──────── Data for the task
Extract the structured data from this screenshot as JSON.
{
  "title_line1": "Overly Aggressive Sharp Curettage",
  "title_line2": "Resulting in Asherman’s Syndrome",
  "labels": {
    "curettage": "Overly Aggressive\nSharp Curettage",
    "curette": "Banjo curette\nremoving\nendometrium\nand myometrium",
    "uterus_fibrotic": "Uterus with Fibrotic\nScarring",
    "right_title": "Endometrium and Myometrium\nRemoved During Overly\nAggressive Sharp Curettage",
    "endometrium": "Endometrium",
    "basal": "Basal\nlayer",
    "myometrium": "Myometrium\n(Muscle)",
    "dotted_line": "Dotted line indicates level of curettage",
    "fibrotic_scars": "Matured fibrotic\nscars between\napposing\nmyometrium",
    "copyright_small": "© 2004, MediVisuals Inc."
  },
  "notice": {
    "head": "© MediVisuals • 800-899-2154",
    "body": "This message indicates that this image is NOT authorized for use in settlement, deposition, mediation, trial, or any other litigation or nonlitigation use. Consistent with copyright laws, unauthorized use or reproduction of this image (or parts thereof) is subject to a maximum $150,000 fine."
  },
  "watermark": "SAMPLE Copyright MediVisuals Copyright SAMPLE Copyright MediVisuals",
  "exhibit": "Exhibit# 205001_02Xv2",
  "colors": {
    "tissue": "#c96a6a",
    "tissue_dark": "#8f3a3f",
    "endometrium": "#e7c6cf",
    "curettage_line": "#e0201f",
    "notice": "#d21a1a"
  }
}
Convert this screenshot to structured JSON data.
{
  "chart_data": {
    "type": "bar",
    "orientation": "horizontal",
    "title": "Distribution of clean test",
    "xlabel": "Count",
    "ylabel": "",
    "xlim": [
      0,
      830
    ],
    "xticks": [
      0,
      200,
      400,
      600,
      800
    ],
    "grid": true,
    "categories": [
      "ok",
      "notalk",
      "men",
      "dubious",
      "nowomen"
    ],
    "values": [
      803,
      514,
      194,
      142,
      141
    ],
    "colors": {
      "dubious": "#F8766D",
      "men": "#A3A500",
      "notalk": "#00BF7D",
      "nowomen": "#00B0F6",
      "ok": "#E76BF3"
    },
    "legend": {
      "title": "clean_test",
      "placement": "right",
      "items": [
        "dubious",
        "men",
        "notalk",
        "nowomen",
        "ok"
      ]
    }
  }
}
────────────────
Make a list of all lines in the data that contain "screenshot".

Extract the structured data from this screenshot as JSON.
Convert this screenshot to structured JSON data.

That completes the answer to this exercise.